Go through the data below and copy it exactly, skipping every picture.

-- start of Records shown --

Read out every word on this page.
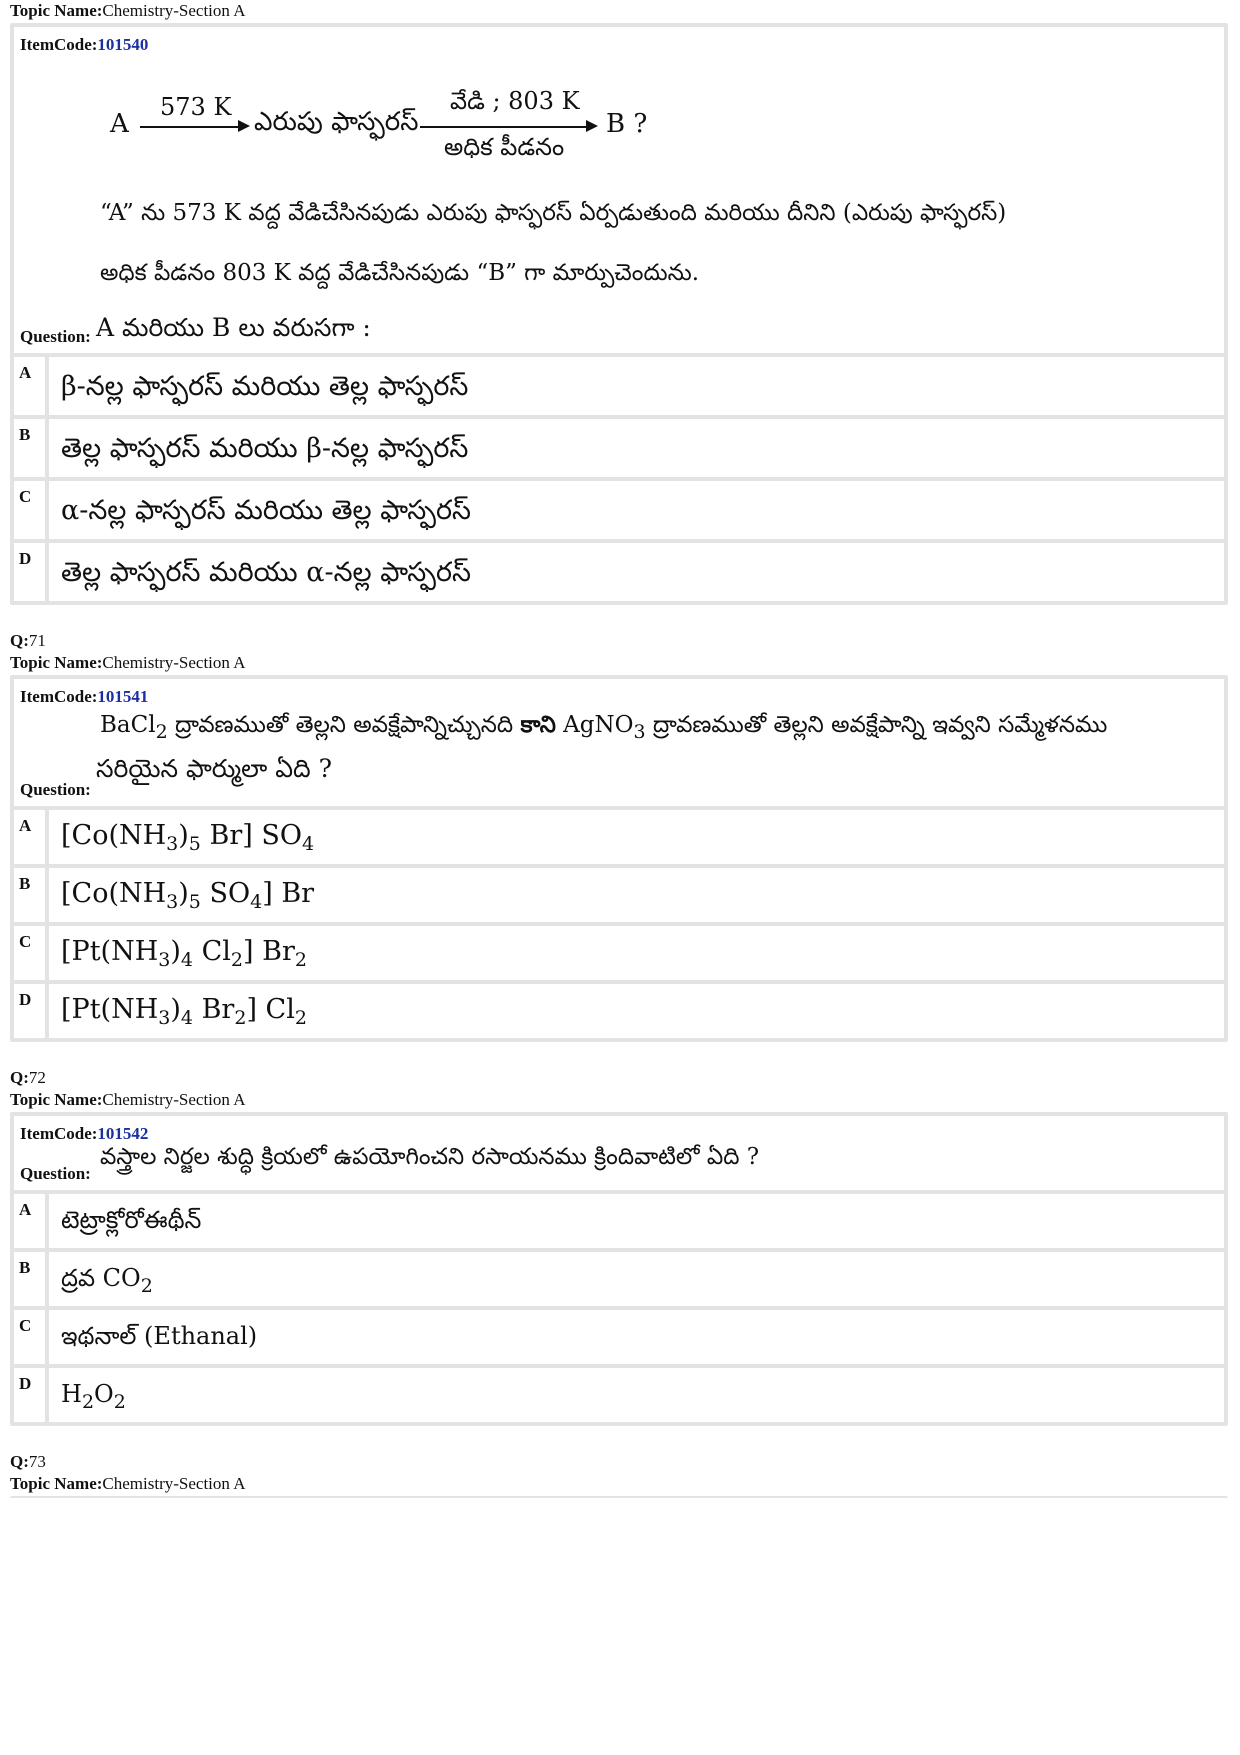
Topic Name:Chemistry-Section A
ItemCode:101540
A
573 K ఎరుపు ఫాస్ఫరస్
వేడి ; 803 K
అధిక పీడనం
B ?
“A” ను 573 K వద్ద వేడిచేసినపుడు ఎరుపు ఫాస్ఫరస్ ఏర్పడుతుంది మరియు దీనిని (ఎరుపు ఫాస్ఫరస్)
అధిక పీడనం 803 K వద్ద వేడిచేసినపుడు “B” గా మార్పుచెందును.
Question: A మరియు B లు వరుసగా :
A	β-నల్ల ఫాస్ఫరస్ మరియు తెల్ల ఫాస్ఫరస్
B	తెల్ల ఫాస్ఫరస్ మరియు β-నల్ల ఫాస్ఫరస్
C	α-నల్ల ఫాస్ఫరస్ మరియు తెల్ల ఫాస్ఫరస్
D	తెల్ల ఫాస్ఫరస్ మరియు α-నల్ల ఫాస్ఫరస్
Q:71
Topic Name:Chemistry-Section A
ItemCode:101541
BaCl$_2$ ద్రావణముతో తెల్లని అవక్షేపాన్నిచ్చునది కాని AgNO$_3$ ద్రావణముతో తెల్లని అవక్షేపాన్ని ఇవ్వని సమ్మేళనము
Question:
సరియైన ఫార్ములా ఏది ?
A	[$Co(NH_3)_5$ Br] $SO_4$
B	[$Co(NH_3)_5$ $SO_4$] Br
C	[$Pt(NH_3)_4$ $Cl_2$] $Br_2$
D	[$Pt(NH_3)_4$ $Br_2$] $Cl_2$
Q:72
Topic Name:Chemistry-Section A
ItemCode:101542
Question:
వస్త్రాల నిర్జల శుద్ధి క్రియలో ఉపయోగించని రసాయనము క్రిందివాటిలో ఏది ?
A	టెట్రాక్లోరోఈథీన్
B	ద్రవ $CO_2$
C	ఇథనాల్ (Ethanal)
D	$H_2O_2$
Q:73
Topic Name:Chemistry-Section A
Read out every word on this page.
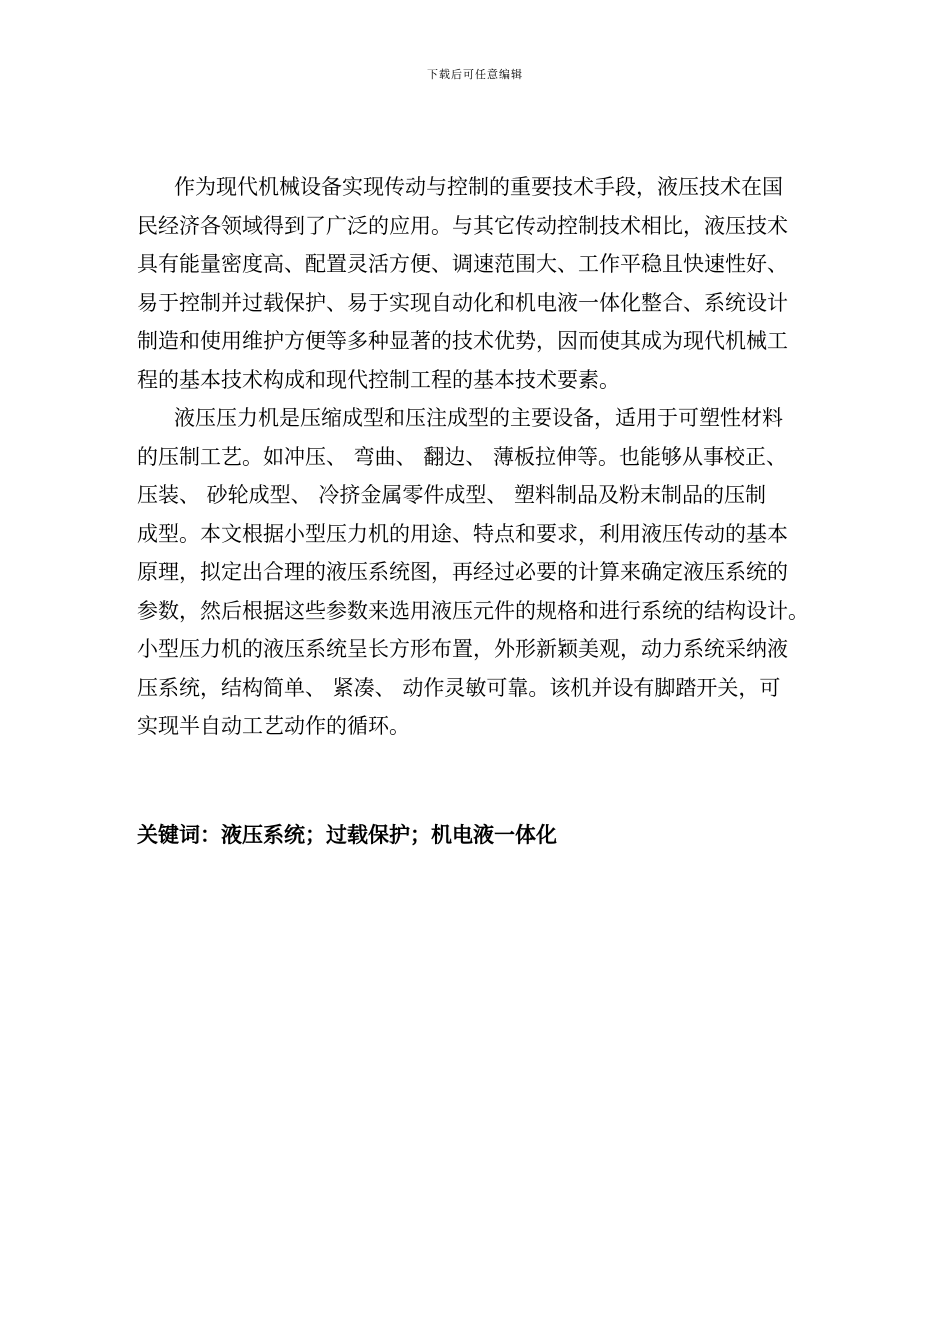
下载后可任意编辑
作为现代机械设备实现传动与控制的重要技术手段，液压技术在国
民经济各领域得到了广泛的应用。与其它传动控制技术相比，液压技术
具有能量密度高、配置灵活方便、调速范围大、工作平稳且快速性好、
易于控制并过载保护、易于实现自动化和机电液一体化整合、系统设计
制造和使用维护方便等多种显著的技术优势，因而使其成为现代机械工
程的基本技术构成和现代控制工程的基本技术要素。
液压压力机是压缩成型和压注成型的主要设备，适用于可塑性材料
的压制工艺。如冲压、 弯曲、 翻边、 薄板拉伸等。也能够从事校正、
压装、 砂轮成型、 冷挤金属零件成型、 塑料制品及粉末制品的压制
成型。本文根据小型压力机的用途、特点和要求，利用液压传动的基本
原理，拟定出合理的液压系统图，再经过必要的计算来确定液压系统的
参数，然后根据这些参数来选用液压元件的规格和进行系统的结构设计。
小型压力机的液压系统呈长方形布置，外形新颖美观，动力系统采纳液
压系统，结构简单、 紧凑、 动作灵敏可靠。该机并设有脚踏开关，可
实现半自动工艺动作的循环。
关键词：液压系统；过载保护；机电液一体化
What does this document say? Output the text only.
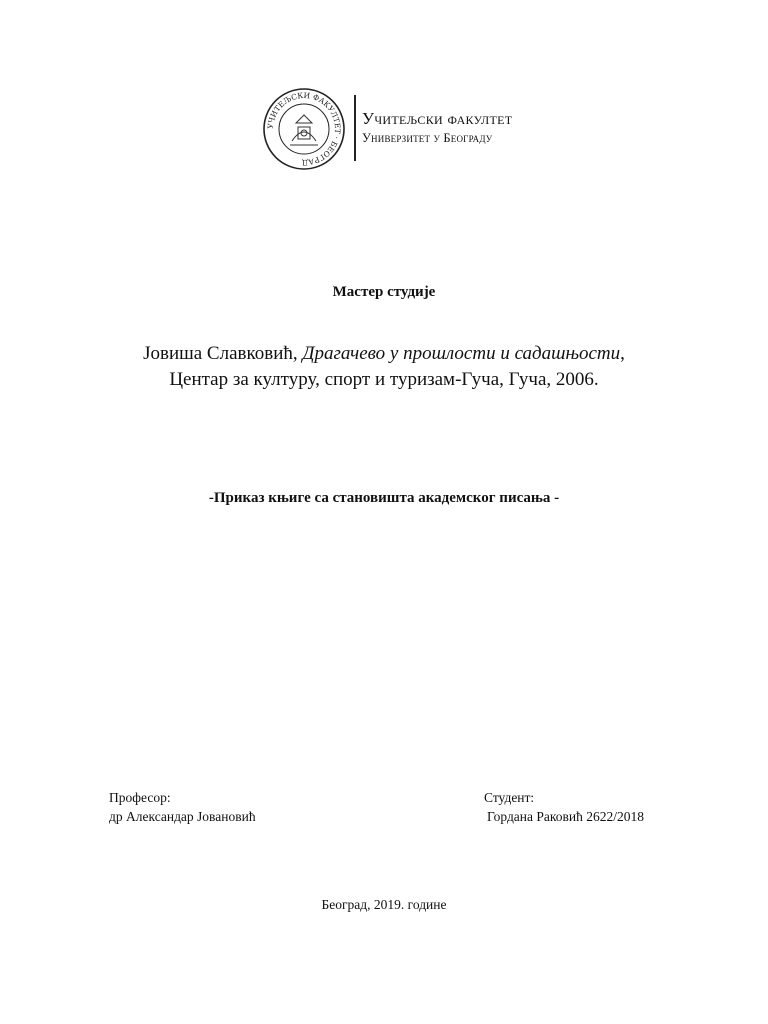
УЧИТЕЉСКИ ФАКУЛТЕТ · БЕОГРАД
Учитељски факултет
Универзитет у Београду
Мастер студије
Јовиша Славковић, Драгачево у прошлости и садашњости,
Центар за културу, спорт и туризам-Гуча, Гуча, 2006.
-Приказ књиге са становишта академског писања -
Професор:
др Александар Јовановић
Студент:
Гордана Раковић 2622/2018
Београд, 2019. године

-- end of Records shown --

Written solution
Read out every word on this page.
Topic Name:Chemistry-Section A
ItemCode:101540
A
573 K ఎరుపు ఫాస్ఫరస్
వేడి ; 803 K
అధిక పీడనం
B ?
“A” ను 573 K వద్ద వేడిచేసినపుడు ఎరుపు ఫాస్ఫరస్ ఏర్పడుతుంది మరియు దీనిని (ఎరుపు ఫాస్ఫరస్)
అధిక పీడనం 803 K వద్ద వేడిచేసినపుడు “B” గా మార్పుచెందును.
Question: A మరియు B లు వరుసగా :
A	β-నల్ల ఫాస్ఫరస్ మరియు తెల్ల ఫాస్ఫరస్
B	తెల్ల ఫాస్ఫరస్ మరియు β-నల్ల ఫాస్ఫరస్
C	α-నల్ల ఫాస్ఫరస్ మరియు తెల్ల ఫాస్ఫరస్
D	తెల్ల ఫాస్ఫరస్ మరియు α-నల్ల ఫాస్ఫరస్
Q:71
Topic Name:Chemistry-Section A
ItemCode:101541
BaCl$_2$ ద్రావణముతో తెల్లని అవక్షేపాన్నిచ్చునది కాని AgNO$_3$ ద్రావణముతో తెల్లని అవక్షేపాన్ని ఇవ్వని సమ్మేళనము
Question:
సరియైన ఫార్ములా ఏది ?
A	[$Co(NH_3)_5$ Br] $SO_4$
B	[$Co(NH_3)_5$ $SO_4$] Br
C	[$Pt(NH_3)_4$ $Cl_2$] $Br_2$
D	[$Pt(NH_3)_4$ $Br_2$] $Cl_2$
Q:72
Topic Name:Chemistry-Section A
ItemCode:101542
Question:
వస్త్రాల నిర్జల శుద్ధి క్రియలో ఉపయోగించని రసాయనము క్రిందివాటిలో ఏది ?
A	టెట్రాక్లోరోఈథీన్
B	ద్రవ $CO_2$
C	ఇథనాల్ (Ethanal)
D	$H_2O_2$
Q:73
Topic Name:Chemistry-Section A
Read out every word on this page.
下载后可任意编辑
作为现代机械设备实现传动与控制的重要技术手段，液压技术在国
民经济各领域得到了广泛的应用。与其它传动控制技术相比，液压技术
具有能量密度高、配置灵活方便、调速范围大、工作平稳且快速性好、
易于控制并过载保护、易于实现自动化和机电液一体化整合、系统设计
制造和使用维护方便等多种显著的技术优势，因而使其成为现代机械工
程的基本技术构成和现代控制工程的基本技术要素。
液压压力机是压缩成型和压注成型的主要设备，适用于可塑性材料
的压制工艺。如冲压、 弯曲、 翻边、 薄板拉伸等。也能够从事校正、
压装、 砂轮成型、 冷挤金属零件成型、 塑料制品及粉末制品的压制
成型。本文根据小型压力机的用途、特点和要求，利用液压传动的基本
原理，拟定出合理的液压系统图，再经过必要的计算来确定液压系统的
参数，然后根据这些参数来选用液压元件的规格和进行系统的结构设计。
小型压力机的液压系统呈长方形布置，外形新颖美观，动力系统采纳液
压系统，结构简单、 紧凑、 动作灵敏可靠。该机并设有脚踏开关，可
实现半自动工艺动作的循环。
关键词：液压系统；过载保护；机电液一体化
What does this document say? Output the text only.
УЧИТЕЉСКИ ФАКУЛТЕТ · БЕОГРАД
Учитељски факултет
Универзитет у Београду
Мастер студије
Јовиша Славковић, Драгачево у прошлости и садашњости,
Центар за културу, спорт и туризам-Гуча, Гуча, 2006.
-Приказ књиге са становишта академског писања -
Професор:
др Александар Јовановић
Студент:
Гордана Раковић 2622/2018
Београд, 2019. године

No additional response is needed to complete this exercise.